- FRAGMENTO DE LECTURA
-*-*-
Metodología y contexto de una organización migrante

De 2014 a 2015 llevé a cabo un trabajo de investigación etnográfica del movimiento local por los derechos de las personas migrantes en Austin, la capital del estado de Texas, en Estados Unidos. Al centro del movimiento se encontraban dos organizaciones de base migrante: una conformada por migrantes de primera generación (La Coalición) y otra, por dreamers o generación 1.5, basada en la Universidad de Texas. El movimiento local era pequeño, conformado por cuarenta personas aproximadamente distribuidas en distintas organizaciones. La principal demanda era detener las deportaciones de residentes migrantes con estatus legales precarios, ya que de 2009 a 2014 se deportaban semanalmente diecinueve personas, casi en su totalidad hombres. Por medio de protestas, organización comunitaria y cabildeo, este movimiento se convirtió en uno capaz de dialogar e incitar al gobierno local (y en menor medida, al condado de Travis, al cual pertenece la ciudad) a transformar sus prácticas de vigilancia migratoria (Castillo, 2021a).
-*-*-
- INFORMACIÓN EXTRAÍDA
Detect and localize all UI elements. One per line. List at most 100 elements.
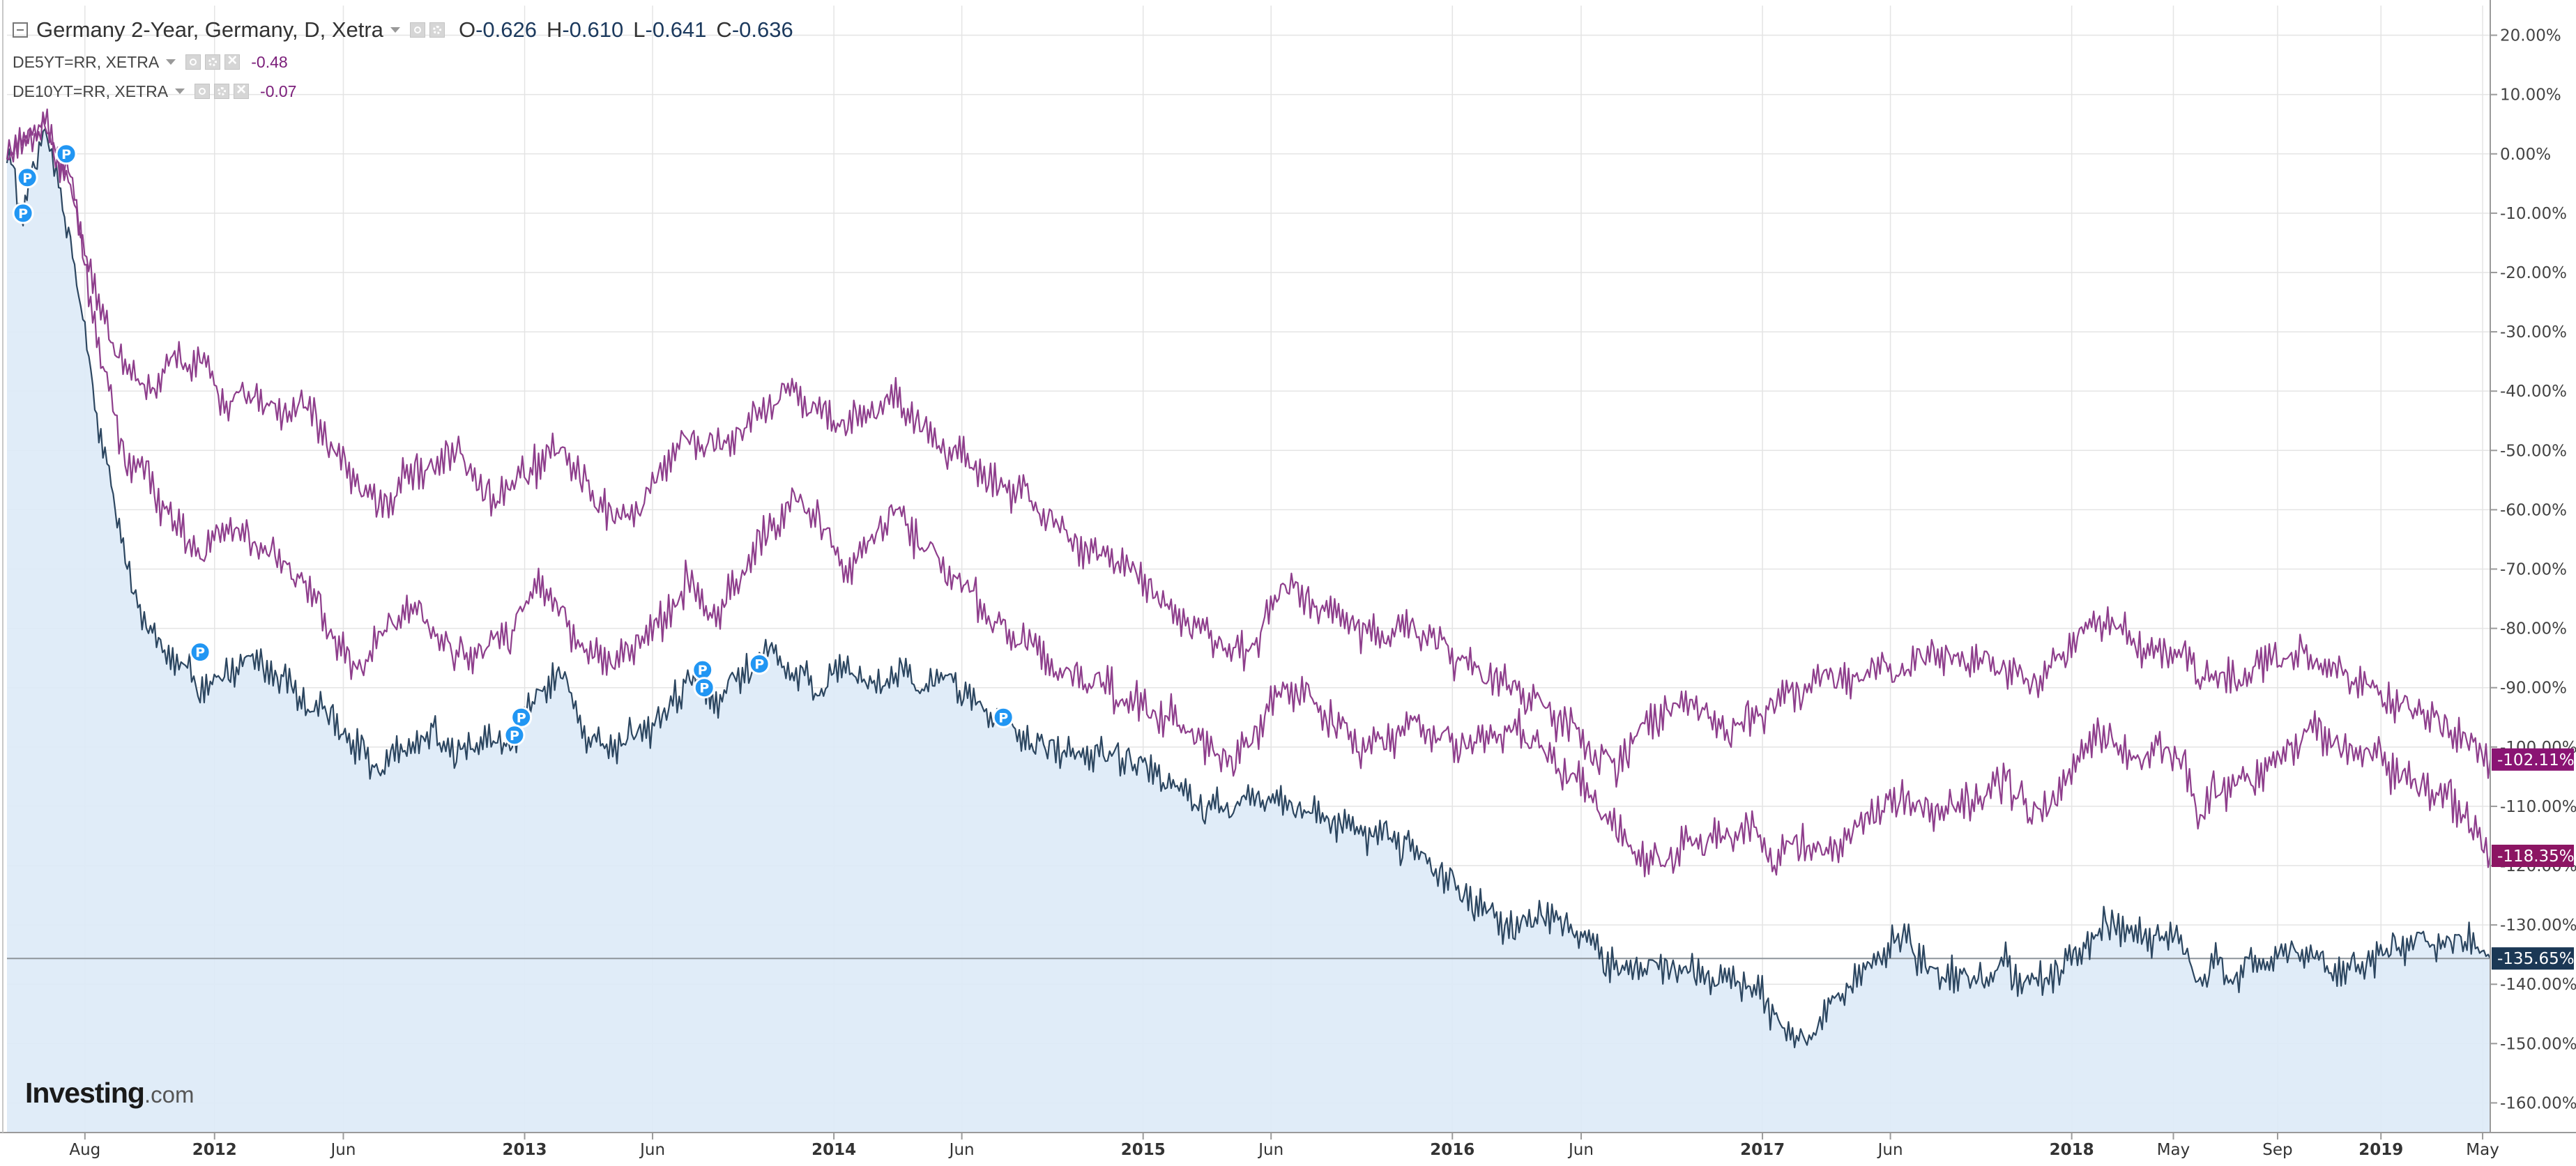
- close-label: C: [716, 17, 732, 42]
- logo-brand: Investing: [25, 1077, 145, 1109]
- x-tick-label: Jun: [1257, 1141, 1283, 1159]
- y-tick-label: -90.00%: [2500, 680, 2567, 698]
- high-value: -0.610: [562, 17, 624, 42]
- chevron-down-icon[interactable]: [166, 59, 176, 65]
- chevron-down-icon[interactable]: [175, 89, 185, 94]
- y-tick-label: -80.00%: [2500, 620, 2567, 638]
- close-icon[interactable]: [224, 51, 241, 70]
- chevron-down-icon[interactable]: [390, 27, 400, 33]
- eye-icon[interactable]: [409, 22, 425, 38]
- price-tag-box: [2492, 748, 2574, 771]
- x-tick-label: 2017: [1740, 1141, 1785, 1159]
- marker-circle: [503, 724, 526, 746]
- event-marker: P: [693, 677, 715, 699]
- logo-suffix: .com: [144, 1082, 195, 1107]
- y-tick-label: -110.00%: [2500, 798, 2576, 816]
- event-marker: P: [992, 706, 1014, 728]
- legend-main-row: Germany 2-Year, Germany, D, Xetra O -0.6…: [13, 13, 793, 47]
- marker-label: P: [517, 710, 526, 726]
- eye-icon[interactable]: [195, 84, 211, 99]
- legend-compare-row-10y: DE10YT=RR, XETRA -0.07: [13, 77, 793, 106]
- x-tick-label: 2016: [1430, 1141, 1474, 1159]
- y-tick-label: 0.00%: [2500, 146, 2551, 164]
- x-tick-label: May: [2466, 1141, 2499, 1159]
- event-marker: P: [16, 167, 38, 189]
- marker-label: P: [998, 710, 1008, 726]
- y-tick-label: -70.00%: [2500, 561, 2567, 579]
- event-marker: P: [503, 724, 526, 746]
- price-tags: -135.65% -118.35% -102.11%: [2492, 748, 2575, 970]
- marker-circle: [992, 706, 1014, 728]
- low-label: L: [633, 17, 646, 42]
- y-tick-label: -130.00%: [2500, 916, 2576, 935]
- y-tick-label: -150.00%: [2500, 1035, 2576, 1053]
- x-tick-label: 2019: [2358, 1141, 2403, 1159]
- x-tick-label: 2013: [503, 1141, 547, 1159]
- marker-circle: [189, 641, 211, 663]
- marker-label: P: [61, 147, 71, 162]
- legend: Germany 2-Year, Germany, D, Xetra O -0.6…: [13, 13, 793, 106]
- marker-circle: [55, 143, 77, 165]
- main-area-fill: [7, 128, 2490, 1133]
- price-tag-label: -118.35%: [2497, 847, 2575, 866]
- y-tick-label: -60.00%: [2500, 501, 2567, 519]
- legend-compare-5y-name[interactable]: DE5YT=RR, XETRA: [13, 52, 160, 71]
- marker-label: P: [510, 728, 519, 744]
- price-tag: -102.11%: [2492, 748, 2575, 771]
- collapse-icon[interactable]: [13, 22, 28, 38]
- x-tick-label: 2015: [1121, 1141, 1166, 1159]
- marker-label: P: [22, 171, 32, 186]
- price-tag: -118.35%: [2492, 844, 2575, 867]
- x-tick-label: Sep: [2262, 1141, 2292, 1159]
- marker-label: P: [754, 657, 764, 673]
- x-tick-label: Aug: [69, 1141, 100, 1159]
- event-marker: P: [189, 641, 211, 663]
- y-tick-label: 20.00%: [2500, 27, 2561, 45]
- open-value: -0.626: [475, 17, 537, 42]
- y-tick-label: -30.00%: [2500, 323, 2567, 342]
- gear-icon[interactable]: [214, 84, 230, 99]
- gear-icon[interactable]: [205, 54, 221, 70]
- y-tick-label: 10.00%: [2500, 86, 2561, 105]
- marker-circle: [748, 653, 770, 675]
- x-tick-label: 2014: [811, 1141, 856, 1159]
- y-tick-label: -140.00%: [2500, 976, 2576, 994]
- low-value: -0.641: [645, 17, 707, 42]
- series-line-de2y: [6, 128, 2491, 1049]
- legend-compare-5y-value: -0.48: [251, 52, 288, 71]
- legend-main-title[interactable]: Germany 2-Year, Germany, D, Xetra: [36, 17, 383, 42]
- x-tick-label: May: [2157, 1141, 2190, 1159]
- price-tag: -135.65%: [2492, 947, 2575, 970]
- price-tag-label: -102.11%: [2497, 751, 2575, 769]
- event-marker: P: [748, 653, 770, 675]
- open-label: O: [458, 17, 476, 42]
- x-tick-label: Jun: [639, 1141, 665, 1159]
- price-tag-box: [2492, 844, 2574, 867]
- marker-circle: [693, 677, 715, 699]
- x-tick-label: Jun: [329, 1141, 356, 1159]
- series-line-de5y: [6, 108, 2492, 877]
- event-marker: P: [55, 143, 77, 165]
- y-tick-label: -160.00%: [2500, 1094, 2576, 1112]
- y-tick-label: -50.00%: [2500, 442, 2567, 460]
- x-tick-label: Jun: [948, 1141, 975, 1159]
- marker-label: P: [699, 681, 709, 696]
- high-label: H: [546, 17, 563, 42]
- marker-circle: [12, 202, 34, 224]
- event-marker: P: [510, 706, 533, 728]
- close-icon[interactable]: [234, 80, 250, 100]
- event-marker: P: [692, 659, 714, 681]
- legend-compare-row-5y: DE5YT=RR, XETRA -0.48: [13, 47, 793, 77]
- eye-icon[interactable]: [185, 54, 201, 70]
- marker-label: P: [18, 206, 28, 222]
- marker-label: P: [698, 663, 708, 678]
- y-tick-label: -10.00%: [2500, 205, 2567, 223]
- y-tick-label: -20.00%: [2500, 264, 2567, 282]
- marker-circle: [16, 167, 38, 189]
- legend-compare-10y-name[interactable]: DE10YT=RR, XETRA: [13, 82, 169, 100]
- series-lines: [6, 108, 2492, 1049]
- gear-icon[interactable]: [429, 22, 445, 38]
-*-*-
- CONSIGNAS
**1.** Traduce al inglés esta oración del fragmento sobre el movimiento migrante en Austin: "El movimiento local era pequeño, conformado por cuarenta personas aproximadamente distribuidas en distintas organizaciones."
**2.** Retoma el fragmento sobre el movimiento migrante en Austin y escribe su continuación a partir de la última oración.

- RESPUESTAS
**1.** The local movement was small, made up of approximately forty people distributed across different organizations.

**2.**
La investigación la llevé a cabo mayoritariamente a partir de participación observante de actividades cotidianas de las organizaciones migrantes y organizaciones aliadas, así como de sus acciones públicas. Además de los datos recabados etnográficamente, realicé entrevistas en profundidad a nueve activistas migrantes de dos organizaciones de base6; así como entrevistas abiertas a 18 aliados cuya presencia era relevante en estas organizaciones y en el campo más amplio de la política migrante local. Si bien hice entrevistas etnográficas a todas las personas de la organización, este texto se basa en el análisis de las experiencias de seis activistas de La Coalición, seleccionadas por ser las más activas en ese momento7.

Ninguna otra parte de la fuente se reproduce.